The search for the first fish is complex because evolution is a continuous process, not a sudden event. Tracing this lineage requires examining a sparse fossil record that points to a gradual transformation from simple swimming organisms to true vertebrates. Scientists define a “true fish” as having a backbone or a cartilaginous precursor, distinguishing them from earlier, simpler ancestors. This evolutionary journey began over 500 million years ago, establishing the fundamental blueprint for the vertebrate body plan shared by all fish, amphibians, reptiles, birds, and mammals.
The Earliest Chordate Ancestors
The Cambrian Explosion (541 to 485 million years ago) saw the emergence of the first organisms belonging to the phylum Chordata. These early forms possessed the defining characteristics of our lineage, though they were not yet true vertebrates.

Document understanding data
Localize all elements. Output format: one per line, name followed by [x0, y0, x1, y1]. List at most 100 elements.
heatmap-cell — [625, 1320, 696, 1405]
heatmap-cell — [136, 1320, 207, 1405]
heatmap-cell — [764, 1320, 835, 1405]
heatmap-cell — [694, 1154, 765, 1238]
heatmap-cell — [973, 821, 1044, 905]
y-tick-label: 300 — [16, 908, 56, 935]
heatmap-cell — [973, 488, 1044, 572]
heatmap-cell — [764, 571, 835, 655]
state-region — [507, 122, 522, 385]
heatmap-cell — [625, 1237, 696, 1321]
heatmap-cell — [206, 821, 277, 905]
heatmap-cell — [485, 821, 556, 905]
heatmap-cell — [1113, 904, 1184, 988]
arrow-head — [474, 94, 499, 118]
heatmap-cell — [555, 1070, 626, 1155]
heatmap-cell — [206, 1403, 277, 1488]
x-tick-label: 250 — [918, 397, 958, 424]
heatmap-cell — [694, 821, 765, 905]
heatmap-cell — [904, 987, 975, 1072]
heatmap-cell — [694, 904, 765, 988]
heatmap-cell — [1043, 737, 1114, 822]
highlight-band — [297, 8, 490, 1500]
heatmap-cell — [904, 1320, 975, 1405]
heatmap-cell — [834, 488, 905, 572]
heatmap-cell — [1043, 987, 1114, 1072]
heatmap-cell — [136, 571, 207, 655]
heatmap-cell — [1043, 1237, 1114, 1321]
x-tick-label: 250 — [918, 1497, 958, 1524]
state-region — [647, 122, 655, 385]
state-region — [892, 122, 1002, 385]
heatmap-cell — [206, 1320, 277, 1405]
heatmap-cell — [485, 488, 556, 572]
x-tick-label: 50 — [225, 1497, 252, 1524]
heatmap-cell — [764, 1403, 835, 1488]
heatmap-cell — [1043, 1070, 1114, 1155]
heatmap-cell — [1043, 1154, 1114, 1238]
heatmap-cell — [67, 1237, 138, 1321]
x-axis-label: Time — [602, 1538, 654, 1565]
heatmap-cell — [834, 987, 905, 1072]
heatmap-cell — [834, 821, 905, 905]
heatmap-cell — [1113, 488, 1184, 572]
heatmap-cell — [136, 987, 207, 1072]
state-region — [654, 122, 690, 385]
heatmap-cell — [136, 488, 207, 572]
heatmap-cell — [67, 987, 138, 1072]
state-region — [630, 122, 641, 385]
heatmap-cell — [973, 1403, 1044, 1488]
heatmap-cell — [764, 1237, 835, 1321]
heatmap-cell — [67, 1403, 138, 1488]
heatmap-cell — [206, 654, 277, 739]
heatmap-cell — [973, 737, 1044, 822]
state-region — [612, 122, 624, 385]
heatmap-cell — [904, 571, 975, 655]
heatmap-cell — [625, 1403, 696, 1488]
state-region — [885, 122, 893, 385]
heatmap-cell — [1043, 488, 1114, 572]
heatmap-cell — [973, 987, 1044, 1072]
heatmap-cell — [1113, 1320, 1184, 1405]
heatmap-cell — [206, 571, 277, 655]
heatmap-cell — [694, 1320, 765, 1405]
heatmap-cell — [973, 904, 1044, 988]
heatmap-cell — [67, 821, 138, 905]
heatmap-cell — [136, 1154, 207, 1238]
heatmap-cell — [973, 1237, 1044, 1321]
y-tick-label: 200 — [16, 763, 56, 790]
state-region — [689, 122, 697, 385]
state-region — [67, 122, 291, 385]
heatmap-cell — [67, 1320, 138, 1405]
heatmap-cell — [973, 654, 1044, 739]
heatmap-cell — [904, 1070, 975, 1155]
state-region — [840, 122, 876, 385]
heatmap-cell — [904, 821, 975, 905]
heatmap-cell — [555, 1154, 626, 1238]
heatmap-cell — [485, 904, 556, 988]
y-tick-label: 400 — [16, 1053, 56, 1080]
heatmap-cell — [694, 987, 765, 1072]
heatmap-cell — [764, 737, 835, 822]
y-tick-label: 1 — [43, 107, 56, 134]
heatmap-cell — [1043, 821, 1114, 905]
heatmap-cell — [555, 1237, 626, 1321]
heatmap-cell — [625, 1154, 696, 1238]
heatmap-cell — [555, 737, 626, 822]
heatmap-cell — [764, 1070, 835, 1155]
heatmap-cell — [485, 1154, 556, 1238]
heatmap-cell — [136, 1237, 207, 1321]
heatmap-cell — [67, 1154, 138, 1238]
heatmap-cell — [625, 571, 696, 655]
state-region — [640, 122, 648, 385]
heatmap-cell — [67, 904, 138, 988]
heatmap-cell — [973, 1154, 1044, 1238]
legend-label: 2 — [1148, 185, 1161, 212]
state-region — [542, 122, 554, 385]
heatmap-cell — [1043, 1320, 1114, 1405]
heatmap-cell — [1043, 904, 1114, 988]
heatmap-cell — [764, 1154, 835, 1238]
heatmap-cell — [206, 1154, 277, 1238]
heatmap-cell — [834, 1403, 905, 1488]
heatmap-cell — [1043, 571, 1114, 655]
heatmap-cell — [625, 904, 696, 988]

• **THE TASK**
Could you write out, word for word, the part of the passage on the origin of fish between "The search for" and "yet true vertebrates.", inclusive?

• **EXERCISE ANSWER**
The search for the first fish is complex because evolution is a continuous process, not a sudden event. Tracing this lineage requires examining a sparse fossil record that points to a gradual transformation from simple swimming organisms to true vertebrates. Scientists define a “true fish” as having a backbone or a cartilaginous precursor, distinguishing them from earlier, simpler ancestors. This evolutionary journey began over 500 million years ago, establishing the fundamental blueprint for the vertebrate body plan shared by all fish, amphibians, reptiles, birds, and mammals.
The Earliest Chordate Ancestors
The Cambrian Explosion (541 to 485 million years ago) saw the emergence of the first organisms belonging to the phylum Chordata. These early forms possessed the defining characteristics of our lineage, though they were not yet true vertebrates.